_WHAT IS EXPECTED_. Send back the records in full, character for character.
※
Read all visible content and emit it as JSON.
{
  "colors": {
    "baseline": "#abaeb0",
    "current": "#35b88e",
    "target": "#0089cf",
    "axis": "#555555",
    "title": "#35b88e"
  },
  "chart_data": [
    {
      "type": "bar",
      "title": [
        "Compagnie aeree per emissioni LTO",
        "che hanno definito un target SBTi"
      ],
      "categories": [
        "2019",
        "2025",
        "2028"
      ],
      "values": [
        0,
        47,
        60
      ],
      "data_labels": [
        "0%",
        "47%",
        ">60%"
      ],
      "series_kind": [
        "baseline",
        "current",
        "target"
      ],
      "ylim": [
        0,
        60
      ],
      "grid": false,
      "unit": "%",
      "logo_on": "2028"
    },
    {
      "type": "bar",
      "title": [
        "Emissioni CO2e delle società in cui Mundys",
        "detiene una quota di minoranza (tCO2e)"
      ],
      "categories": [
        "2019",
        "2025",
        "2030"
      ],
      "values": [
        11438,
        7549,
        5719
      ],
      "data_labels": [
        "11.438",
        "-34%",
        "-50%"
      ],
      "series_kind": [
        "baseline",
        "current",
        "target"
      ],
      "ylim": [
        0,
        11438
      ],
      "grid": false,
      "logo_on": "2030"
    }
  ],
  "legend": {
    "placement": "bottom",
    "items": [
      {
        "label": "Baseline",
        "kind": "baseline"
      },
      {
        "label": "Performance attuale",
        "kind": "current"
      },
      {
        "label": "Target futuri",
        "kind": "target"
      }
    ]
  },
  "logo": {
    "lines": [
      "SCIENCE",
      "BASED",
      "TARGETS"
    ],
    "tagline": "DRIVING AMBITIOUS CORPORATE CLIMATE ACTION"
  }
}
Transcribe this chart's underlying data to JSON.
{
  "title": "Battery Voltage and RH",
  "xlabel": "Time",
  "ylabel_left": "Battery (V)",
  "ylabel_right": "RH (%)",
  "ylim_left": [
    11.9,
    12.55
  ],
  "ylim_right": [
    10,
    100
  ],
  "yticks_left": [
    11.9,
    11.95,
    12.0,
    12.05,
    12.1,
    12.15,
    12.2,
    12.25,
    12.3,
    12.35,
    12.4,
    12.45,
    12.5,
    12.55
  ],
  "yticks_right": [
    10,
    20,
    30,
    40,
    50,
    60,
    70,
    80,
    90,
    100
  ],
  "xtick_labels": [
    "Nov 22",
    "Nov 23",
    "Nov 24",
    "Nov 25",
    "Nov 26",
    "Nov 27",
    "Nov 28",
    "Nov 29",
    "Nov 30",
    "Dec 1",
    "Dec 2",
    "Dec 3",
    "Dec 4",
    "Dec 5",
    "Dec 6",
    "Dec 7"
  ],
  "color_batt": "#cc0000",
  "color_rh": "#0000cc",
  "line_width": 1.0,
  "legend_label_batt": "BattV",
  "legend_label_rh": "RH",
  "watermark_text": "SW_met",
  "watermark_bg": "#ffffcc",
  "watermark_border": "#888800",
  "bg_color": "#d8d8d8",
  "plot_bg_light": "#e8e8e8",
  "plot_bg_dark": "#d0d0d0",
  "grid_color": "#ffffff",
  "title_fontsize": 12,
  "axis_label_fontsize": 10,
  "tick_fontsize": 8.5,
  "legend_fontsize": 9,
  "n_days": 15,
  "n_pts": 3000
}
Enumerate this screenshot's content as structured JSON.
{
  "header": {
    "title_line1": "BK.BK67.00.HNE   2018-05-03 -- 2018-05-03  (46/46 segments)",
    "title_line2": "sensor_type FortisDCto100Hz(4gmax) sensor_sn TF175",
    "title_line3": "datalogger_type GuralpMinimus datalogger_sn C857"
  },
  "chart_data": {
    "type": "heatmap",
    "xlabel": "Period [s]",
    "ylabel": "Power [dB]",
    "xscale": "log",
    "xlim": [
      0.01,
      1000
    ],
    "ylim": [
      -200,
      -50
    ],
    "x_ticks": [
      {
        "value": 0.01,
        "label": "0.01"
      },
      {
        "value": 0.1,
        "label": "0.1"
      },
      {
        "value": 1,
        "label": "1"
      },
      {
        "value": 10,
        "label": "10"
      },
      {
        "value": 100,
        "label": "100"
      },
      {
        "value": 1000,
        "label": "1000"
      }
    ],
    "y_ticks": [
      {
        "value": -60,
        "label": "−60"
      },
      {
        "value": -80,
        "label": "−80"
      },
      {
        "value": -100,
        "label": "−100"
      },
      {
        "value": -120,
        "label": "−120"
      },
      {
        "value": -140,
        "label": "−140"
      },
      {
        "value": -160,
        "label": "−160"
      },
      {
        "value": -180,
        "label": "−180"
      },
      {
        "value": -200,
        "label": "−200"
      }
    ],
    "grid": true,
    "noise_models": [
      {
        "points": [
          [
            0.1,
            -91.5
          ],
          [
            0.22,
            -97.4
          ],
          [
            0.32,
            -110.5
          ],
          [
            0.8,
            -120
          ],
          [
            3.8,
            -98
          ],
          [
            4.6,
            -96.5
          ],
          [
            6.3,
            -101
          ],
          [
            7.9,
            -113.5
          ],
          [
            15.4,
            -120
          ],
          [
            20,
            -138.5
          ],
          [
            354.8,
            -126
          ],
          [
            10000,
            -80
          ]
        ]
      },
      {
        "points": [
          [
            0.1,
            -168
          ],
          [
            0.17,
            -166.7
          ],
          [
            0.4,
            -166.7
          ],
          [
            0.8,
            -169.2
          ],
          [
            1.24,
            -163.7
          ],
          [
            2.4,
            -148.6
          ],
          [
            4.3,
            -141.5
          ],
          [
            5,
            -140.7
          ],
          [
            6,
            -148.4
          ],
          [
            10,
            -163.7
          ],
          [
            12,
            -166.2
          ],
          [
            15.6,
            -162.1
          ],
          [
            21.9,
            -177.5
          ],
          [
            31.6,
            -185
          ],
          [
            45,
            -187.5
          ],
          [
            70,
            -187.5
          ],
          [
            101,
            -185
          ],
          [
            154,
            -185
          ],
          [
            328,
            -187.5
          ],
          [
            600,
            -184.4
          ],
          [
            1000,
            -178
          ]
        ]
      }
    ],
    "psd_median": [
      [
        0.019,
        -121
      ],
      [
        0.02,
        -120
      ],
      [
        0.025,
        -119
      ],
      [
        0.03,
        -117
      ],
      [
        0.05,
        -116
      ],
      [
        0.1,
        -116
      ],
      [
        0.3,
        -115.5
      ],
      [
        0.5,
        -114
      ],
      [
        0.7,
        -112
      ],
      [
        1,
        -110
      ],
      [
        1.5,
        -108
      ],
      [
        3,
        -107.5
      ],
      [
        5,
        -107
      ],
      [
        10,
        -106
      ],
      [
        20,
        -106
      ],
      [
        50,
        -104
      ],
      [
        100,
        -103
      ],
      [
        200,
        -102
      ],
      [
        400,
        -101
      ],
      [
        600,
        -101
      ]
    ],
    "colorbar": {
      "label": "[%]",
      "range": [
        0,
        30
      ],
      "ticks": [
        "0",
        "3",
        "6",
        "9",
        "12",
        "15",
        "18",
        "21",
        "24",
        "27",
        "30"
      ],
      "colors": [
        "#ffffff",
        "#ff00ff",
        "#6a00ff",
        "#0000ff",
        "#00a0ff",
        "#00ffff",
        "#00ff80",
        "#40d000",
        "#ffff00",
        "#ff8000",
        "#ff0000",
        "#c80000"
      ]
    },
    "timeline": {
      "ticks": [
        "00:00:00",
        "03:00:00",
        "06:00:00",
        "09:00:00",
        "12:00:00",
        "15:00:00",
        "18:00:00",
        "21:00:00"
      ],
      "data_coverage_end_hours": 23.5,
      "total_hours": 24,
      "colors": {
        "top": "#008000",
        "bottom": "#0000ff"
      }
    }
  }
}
※
_RESULT FOR THIS EXERCISE_.
Read all visible content and emit it as JSON.
{
  "colors": {
    "baseline": "#abaeb0",
    "current": "#35b88e",
    "target": "#0089cf",
    "axis": "#555555",
    "title": "#35b88e"
  },
  "chart_data": [
    {
      "type": "bar",
      "title": [
        "Compagnie aeree per emissioni LTO",
        "che hanno definito un target SBTi"
      ],
      "categories": [
        "2019",
        "2025",
        "2028"
      ],
      "values": [
        0,
        47,
        60
      ],
      "data_labels": [
        "0%",
        "47%",
        ">60%"
      ],
      "series_kind": [
        "baseline",
        "current",
        "target"
      ],
      "ylim": [
        0,
        60
      ],
      "grid": false,
      "unit": "%",
      "logo_on": "2028"
    },
    {
      "type": "bar",
      "title": [
        "Emissioni CO2e delle società in cui Mundys",
        "detiene una quota di minoranza (tCO2e)"
      ],
      "categories": [
        "2019",
        "2025",
        "2030"
      ],
      "values": [
        11438,
        7549,
        5719
      ],
      "data_labels": [
        "11.438",
        "-34%",
        "-50%"
      ],
      "series_kind": [
        "baseline",
        "current",
        "target"
      ],
      "ylim": [
        0,
        11438
      ],
      "grid": false,
      "logo_on": "2030"
    }
  ],
  "legend": {
    "placement": "bottom",
    "items": [
      {
        "label": "Baseline",
        "kind": "baseline"
      },
      {
        "label": "Performance attuale",
        "kind": "current"
      },
      {
        "label": "Target futuri",
        "kind": "target"
      }
    ]
  },
  "logo": {
    "lines": [
      "SCIENCE",
      "BASED",
      "TARGETS"
    ],
    "tagline": "DRIVING AMBITIOUS CORPORATE CLIMATE ACTION"
  }
}
Transcribe this chart's underlying data to JSON.
{
  "title": "Battery Voltage and RH",
  "xlabel": "Time",
  "ylabel_left": "Battery (V)",
  "ylabel_right": "RH (%)",
  "ylim_left": [
    11.9,
    12.55
  ],
  "ylim_right": [
    10,
    100
  ],
  "yticks_left": [
    11.9,
    11.95,
    12.0,
    12.05,
    12.1,
    12.15,
    12.2,
    12.25,
    12.3,
    12.35,
    12.4,
    12.45,
    12.5,
    12.55
  ],
  "yticks_right": [
    10,
    20,
    30,
    40,
    50,
    60,
    70,
    80,
    90,
    100
  ],
  "xtick_labels": [
    "Nov 22",
    "Nov 23",
    "Nov 24",
    "Nov 25",
    "Nov 26",
    "Nov 27",
    "Nov 28",
    "Nov 29",
    "Nov 30",
    "Dec 1",
    "Dec 2",
    "Dec 3",
    "Dec 4",
    "Dec 5",
    "Dec 6",
    "Dec 7"
  ],
  "color_batt": "#cc0000",
  "color_rh": "#0000cc",
  "line_width": 1.0,
  "legend_label_batt": "BattV",
  "legend_label_rh": "RH",
  "watermark_text": "SW_met",
  "watermark_bg": "#ffffcc",
  "watermark_border": "#888800",
  "bg_color": "#d8d8d8",
  "plot_bg_light": "#e8e8e8",
  "plot_bg_dark": "#d0d0d0",
  "grid_color": "#ffffff",
  "title_fontsize": 12,
  "axis_label_fontsize": 10,
  "tick_fontsize": 8.5,
  "legend_fontsize": 9,
  "n_days": 15,
  "n_pts": 3000
}
Enumerate this screenshot's content as structured JSON.
{
  "header": {
    "title_line1": "BK.BK67.00.HNE   2018-05-03 -- 2018-05-03  (46/46 segments)",
    "title_line2": "sensor_type FortisDCto100Hz(4gmax) sensor_sn TF175",
    "title_line3": "datalogger_type GuralpMinimus datalogger_sn C857"
  },
  "chart_data": {
    "type": "heatmap",
    "xlabel": "Period [s]",
    "ylabel": "Power [dB]",
    "xscale": "log",
    "xlim": [
      0.01,
      1000
    ],
    "ylim": [
      -200,
      -50
    ],
    "x_ticks": [
      {
        "value": 0.01,
        "label": "0.01"
      },
      {
        "value": 0.1,
        "label": "0.1"
      },
      {
        "value": 1,
        "label": "1"
      },
      {
        "value": 10,
        "label": "10"
      },
      {
        "value": 100,
        "label": "100"
      },
      {
        "value": 1000,
        "label": "1000"
      }
    ],
    "y_ticks": [
      {
        "value": -60,
        "label": "−60"
      },
      {
        "value": -80,
        "label": "−80"
      },
      {
        "value": -100,
        "label": "−100"
      },
      {
        "value": -120,
        "label": "−120"
      },
      {
        "value": -140,
        "label": "−140"
      },
      {
        "value": -160,
        "label": "−160"
      },
      {
        "value": -180,
        "label": "−180"
      },
      {
        "value": -200,
        "label": "−200"
      }
    ],
    "grid": true,
    "noise_models": [
      {
        "points": [
          [
            0.1,
            -91.5
          ],
          [
            0.22,
            -97.4
          ],
          [
            0.32,
            -110.5
          ],
          [
            0.8,
            -120
          ],
          [
            3.8,
            -98
          ],
          [
            4.6,
            -96.5
          ],
          [
            6.3,
            -101
          ],
          [
            7.9,
            -113.5
          ],
          [
            15.4,
            -120
          ],
          [
            20,
            -138.5
          ],
          [
            354.8,
            -126
          ],
          [
            10000,
            -80
          ]
        ]
      },
      {
        "points": [
          [
            0.1,
            -168
          ],
          [
            0.17,
            -166.7
          ],
          [
            0.4,
            -166.7
          ],
          [
            0.8,
            -169.2
          ],
          [
            1.24,
            -163.7
          ],
          [
            2.4,
            -148.6
          ],
          [
            4.3,
            -141.5
          ],
          [
            5,
            -140.7
          ],
          [
            6,
            -148.4
          ],
          [
            10,
            -163.7
          ],
          [
            12,
            -166.2
          ],
          [
            15.6,
            -162.1
          ],
          [
            21.9,
            -177.5
          ],
          [
            31.6,
            -185
          ],
          [
            45,
            -187.5
          ],
          [
            70,
            -187.5
          ],
          [
            101,
            -185
          ],
          [
            154,
            -185
          ],
          [
            328,
            -187.5
          ],
          [
            600,
            -184.4
          ],
          [
            1000,
            -178
          ]
        ]
      }
    ],
    "psd_median": [
      [
        0.019,
        -121
      ],
      [
        0.02,
        -120
      ],
      [
        0.025,
        -119
      ],
      [
        0.03,
        -117
      ],
      [
        0.05,
        -116
      ],
      [
        0.1,
        -116
      ],
      [
        0.3,
        -115.5
      ],
      [
        0.5,
        -114
      ],
      [
        0.7,
        -112
      ],
      [
        1,
        -110
      ],
      [
        1.5,
        -108
      ],
      [
        3,
        -107.5
      ],
      [
        5,
        -107
      ],
      [
        10,
        -106
      ],
      [
        20,
        -106
      ],
      [
        50,
        -104
      ],
      [
        100,
        -103
      ],
      [
        200,
        -102
      ],
      [
        400,
        -101
      ],
      [
        600,
        -101
      ]
    ],
    "colorbar": {
      "label": "[%]",
      "range": [
        0,
        30
      ],
      "ticks": [
        "0",
        "3",
        "6",
        "9",
        "12",
        "15",
        "18",
        "21",
        "24",
        "27",
        "30"
      ],
      "colors": [
        "#ffffff",
        "#ff00ff",
        "#6a00ff",
        "#0000ff",
        "#00a0ff",
        "#00ffff",
        "#00ff80",
        "#40d000",
        "#ffff00",
        "#ff8000",
        "#ff0000",
        "#c80000"
      ]
    },
    "timeline": {
      "ticks": [
        "00:00:00",
        "03:00:00",
        "06:00:00",
        "09:00:00",
        "12:00:00",
        "15:00:00",
        "18:00:00",
        "21:00:00"
      ],
      "data_coverage_end_hours": 23.5,
      "total_hours": 24,
      "colors": {
        "top": "#008000",
        "bottom": "#0000ff"
      }
    }
  }
}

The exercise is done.